JOB:
Output each entry that follows exactly. Images stay out.

[Figure dataset records]
§
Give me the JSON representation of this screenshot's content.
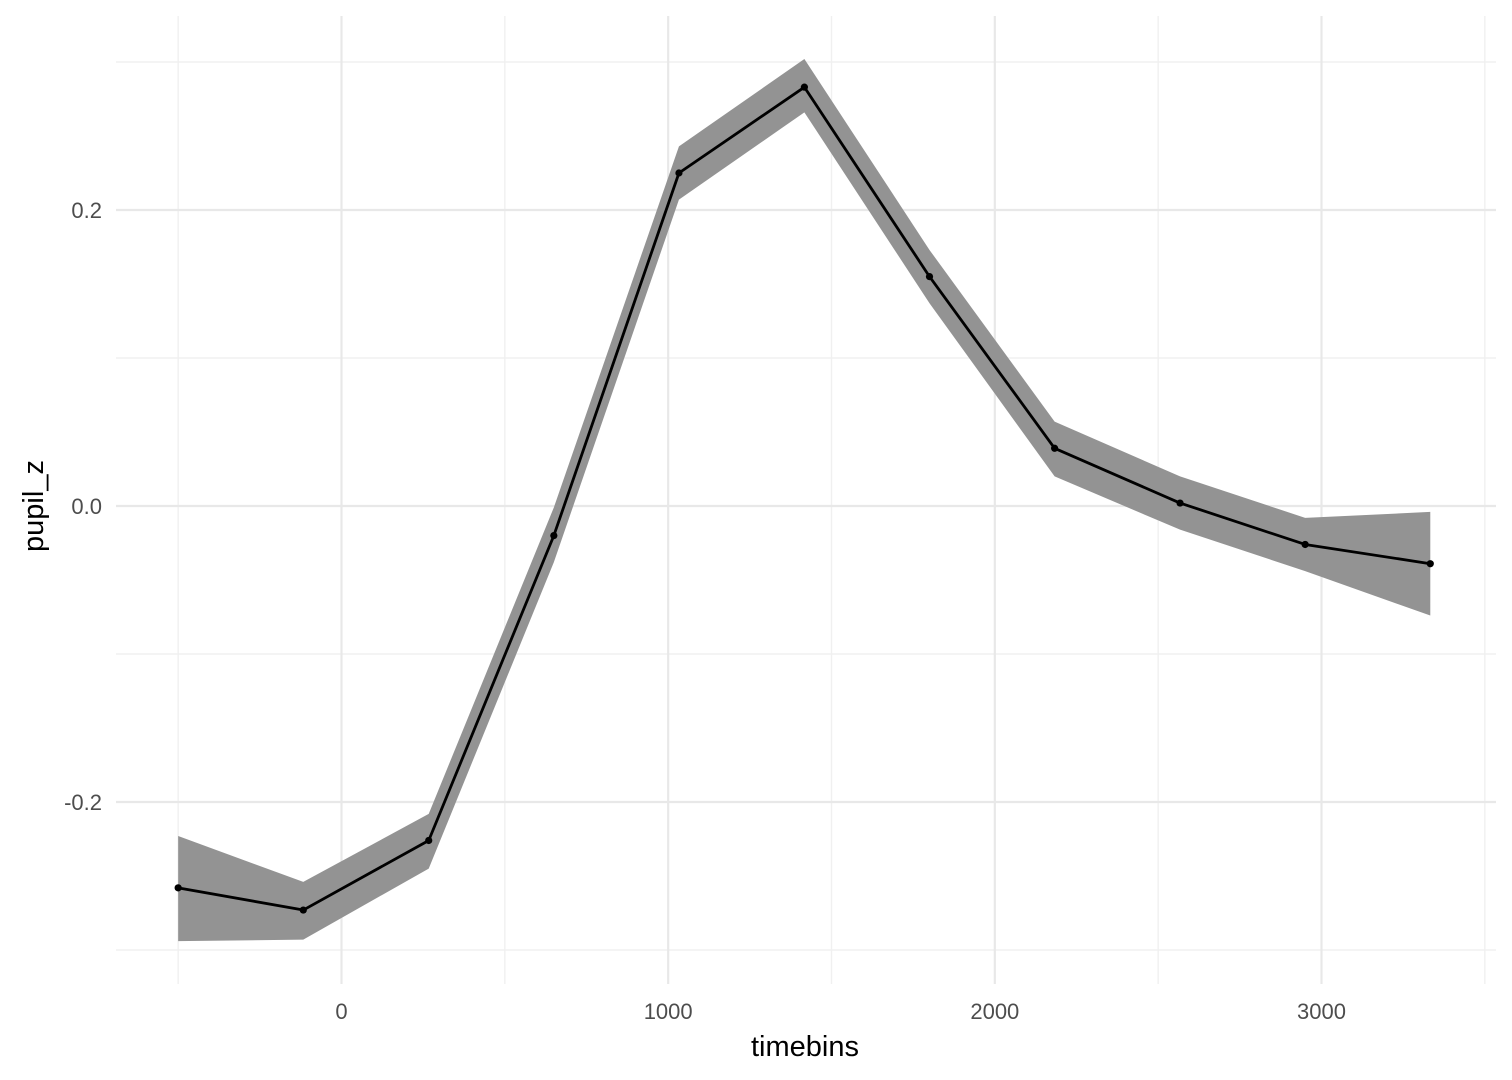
{
  "chart_data": {
    "type": "line",
    "title": "",
    "xlabel": "timebins",
    "ylabel": "pupil_z",
    "xlim": [
      -700,
      3500
    ],
    "ylim": [
      -0.32,
      0.305
    ],
    "x_ticks": [
      0,
      1000,
      2000,
      3000
    ],
    "x_tick_labels": [
      "0",
      "1000",
      "2000",
      "3000"
    ],
    "y_ticks": [
      -0.2,
      0.0,
      0.2
    ],
    "y_tick_labels": [
      "-0.2",
      "0.0",
      "0.2"
    ],
    "grid": true,
    "legend": "none",
    "colors": {
      "line": "#000000",
      "ribbon": "#939393",
      "grid": "#e8e8e8"
    },
    "series": [
      {
        "x": [
          -500,
          -117,
          267,
          650,
          1033,
          1417,
          1800,
          2183,
          2567,
          2950,
          3333
        ],
        "y": [
          -0.258,
          -0.273,
          -0.226,
          -0.02,
          0.225,
          0.283,
          0.155,
          0.039,
          0.002,
          -0.026,
          -0.039
        ],
        "lower": [
          -0.294,
          -0.293,
          -0.245,
          -0.038,
          0.207,
          0.266,
          0.137,
          0.02,
          -0.016,
          -0.044,
          -0.074
        ],
        "upper": [
          -0.223,
          -0.254,
          -0.208,
          -0.001,
          0.243,
          0.302,
          0.173,
          0.057,
          0.02,
          -0.008,
          -0.004
        ]
      }
    ]
  }
}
§
EXERCISE OUTPUT:
Give me the JSON representation of this screenshot's content.
{
  "chart_data": {
    "type": "line",
    "title": "",
    "xlabel": "timebins",
    "ylabel": "pupil_z",
    "xlim": [
      -700,
      3500
    ],
    "ylim": [
      -0.32,
      0.305
    ],
    "x_ticks": [
      0,
      1000,
      2000,
      3000
    ],
    "x_tick_labels": [
      "0",
      "1000",
      "2000",
      "3000"
    ],
    "y_ticks": [
      -0.2,
      0.0,
      0.2
    ],
    "y_tick_labels": [
      "-0.2",
      "0.0",
      "0.2"
    ],
    "grid": true,
    "legend": "none",
    "colors": {
      "line": "#000000",
      "ribbon": "#939393",
      "grid": "#e8e8e8"
    },
    "series": [
      {
        "x": [
          -500,
          -117,
          267,
          650,
          1033,
          1417,
          1800,
          2183,
          2567,
          2950,
          3333
        ],
        "y": [
          -0.258,
          -0.273,
          -0.226,
          -0.02,
          0.225,
          0.283,
          0.155,
          0.039,
          0.002,
          -0.026,
          -0.039
        ],
        "lower": [
          -0.294,
          -0.293,
          -0.245,
          -0.038,
          0.207,
          0.266,
          0.137,
          0.02,
          -0.016,
          -0.044,
          -0.074
        ],
        "upper": [
          -0.223,
          -0.254,
          -0.208,
          -0.001,
          0.243,
          0.302,
          0.173,
          0.057,
          0.02,
          -0.008,
          -0.004
        ]
      }
    ]
  }
}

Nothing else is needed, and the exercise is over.